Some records
++++++++

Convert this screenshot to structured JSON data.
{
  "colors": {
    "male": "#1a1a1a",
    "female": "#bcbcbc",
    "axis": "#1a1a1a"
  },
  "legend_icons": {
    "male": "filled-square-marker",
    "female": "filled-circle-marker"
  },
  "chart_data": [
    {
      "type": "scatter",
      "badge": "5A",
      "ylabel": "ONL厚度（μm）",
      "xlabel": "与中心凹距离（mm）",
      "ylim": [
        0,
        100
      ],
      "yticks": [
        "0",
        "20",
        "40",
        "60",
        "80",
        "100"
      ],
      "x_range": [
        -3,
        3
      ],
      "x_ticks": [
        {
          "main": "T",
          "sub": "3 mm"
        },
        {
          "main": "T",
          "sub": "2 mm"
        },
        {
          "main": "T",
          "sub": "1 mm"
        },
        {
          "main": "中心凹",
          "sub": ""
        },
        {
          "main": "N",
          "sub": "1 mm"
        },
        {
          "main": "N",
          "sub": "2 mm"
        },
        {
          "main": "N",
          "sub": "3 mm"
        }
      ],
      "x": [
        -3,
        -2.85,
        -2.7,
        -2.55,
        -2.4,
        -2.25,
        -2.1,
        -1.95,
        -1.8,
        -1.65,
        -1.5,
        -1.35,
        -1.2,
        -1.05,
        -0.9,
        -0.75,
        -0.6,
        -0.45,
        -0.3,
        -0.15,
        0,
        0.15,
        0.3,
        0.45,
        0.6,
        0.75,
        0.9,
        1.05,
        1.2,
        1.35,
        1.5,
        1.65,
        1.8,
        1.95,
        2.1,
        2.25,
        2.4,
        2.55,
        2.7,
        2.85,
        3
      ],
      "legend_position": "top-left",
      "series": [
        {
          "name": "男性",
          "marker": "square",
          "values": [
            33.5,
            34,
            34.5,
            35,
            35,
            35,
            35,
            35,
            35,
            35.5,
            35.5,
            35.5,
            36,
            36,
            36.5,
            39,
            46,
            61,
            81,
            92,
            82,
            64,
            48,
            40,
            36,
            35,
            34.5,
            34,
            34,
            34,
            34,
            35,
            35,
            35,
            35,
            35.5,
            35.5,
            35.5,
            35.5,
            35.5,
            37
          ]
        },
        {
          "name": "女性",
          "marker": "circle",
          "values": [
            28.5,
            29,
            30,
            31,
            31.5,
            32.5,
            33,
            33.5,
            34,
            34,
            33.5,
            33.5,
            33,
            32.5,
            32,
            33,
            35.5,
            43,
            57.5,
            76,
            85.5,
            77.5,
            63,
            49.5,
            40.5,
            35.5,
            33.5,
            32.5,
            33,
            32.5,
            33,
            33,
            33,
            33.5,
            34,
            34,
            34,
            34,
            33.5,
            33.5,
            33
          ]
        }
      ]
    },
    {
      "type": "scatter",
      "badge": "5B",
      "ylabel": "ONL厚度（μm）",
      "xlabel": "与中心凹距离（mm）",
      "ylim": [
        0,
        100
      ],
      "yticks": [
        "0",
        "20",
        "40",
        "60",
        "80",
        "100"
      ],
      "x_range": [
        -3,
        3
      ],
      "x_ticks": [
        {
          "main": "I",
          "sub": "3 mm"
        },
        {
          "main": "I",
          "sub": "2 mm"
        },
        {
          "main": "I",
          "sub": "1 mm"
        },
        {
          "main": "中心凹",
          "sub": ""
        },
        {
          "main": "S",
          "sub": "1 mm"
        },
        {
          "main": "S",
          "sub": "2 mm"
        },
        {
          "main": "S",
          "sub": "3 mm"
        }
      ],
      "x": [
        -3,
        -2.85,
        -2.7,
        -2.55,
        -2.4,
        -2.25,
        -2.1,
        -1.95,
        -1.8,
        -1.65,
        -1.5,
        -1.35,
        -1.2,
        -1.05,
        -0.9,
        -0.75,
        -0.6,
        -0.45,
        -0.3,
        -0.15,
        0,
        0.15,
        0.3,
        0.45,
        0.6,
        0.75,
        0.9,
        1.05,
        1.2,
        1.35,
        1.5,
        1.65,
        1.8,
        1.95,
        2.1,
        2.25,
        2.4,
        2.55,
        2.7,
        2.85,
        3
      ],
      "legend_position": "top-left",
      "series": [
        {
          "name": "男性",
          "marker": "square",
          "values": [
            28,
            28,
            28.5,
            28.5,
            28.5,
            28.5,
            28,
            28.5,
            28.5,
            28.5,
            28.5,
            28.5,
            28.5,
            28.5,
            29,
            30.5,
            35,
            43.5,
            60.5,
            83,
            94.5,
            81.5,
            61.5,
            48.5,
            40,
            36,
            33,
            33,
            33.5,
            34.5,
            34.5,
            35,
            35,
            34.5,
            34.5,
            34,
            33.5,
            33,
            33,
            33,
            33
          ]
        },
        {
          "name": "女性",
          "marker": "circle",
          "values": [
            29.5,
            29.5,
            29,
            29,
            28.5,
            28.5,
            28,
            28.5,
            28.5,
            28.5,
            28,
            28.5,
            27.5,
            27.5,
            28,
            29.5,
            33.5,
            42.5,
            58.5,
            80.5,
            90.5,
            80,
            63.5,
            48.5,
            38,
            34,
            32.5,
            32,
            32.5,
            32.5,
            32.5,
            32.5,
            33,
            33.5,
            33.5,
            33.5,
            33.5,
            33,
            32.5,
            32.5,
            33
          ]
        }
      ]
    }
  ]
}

++++++++

- **SHORT TASK**: Check each line of the records above for "female", and copy those that have it.

- **TASK RESULT**:
    "female": "#bcbcbc",
    "female": "filled-circle-marker"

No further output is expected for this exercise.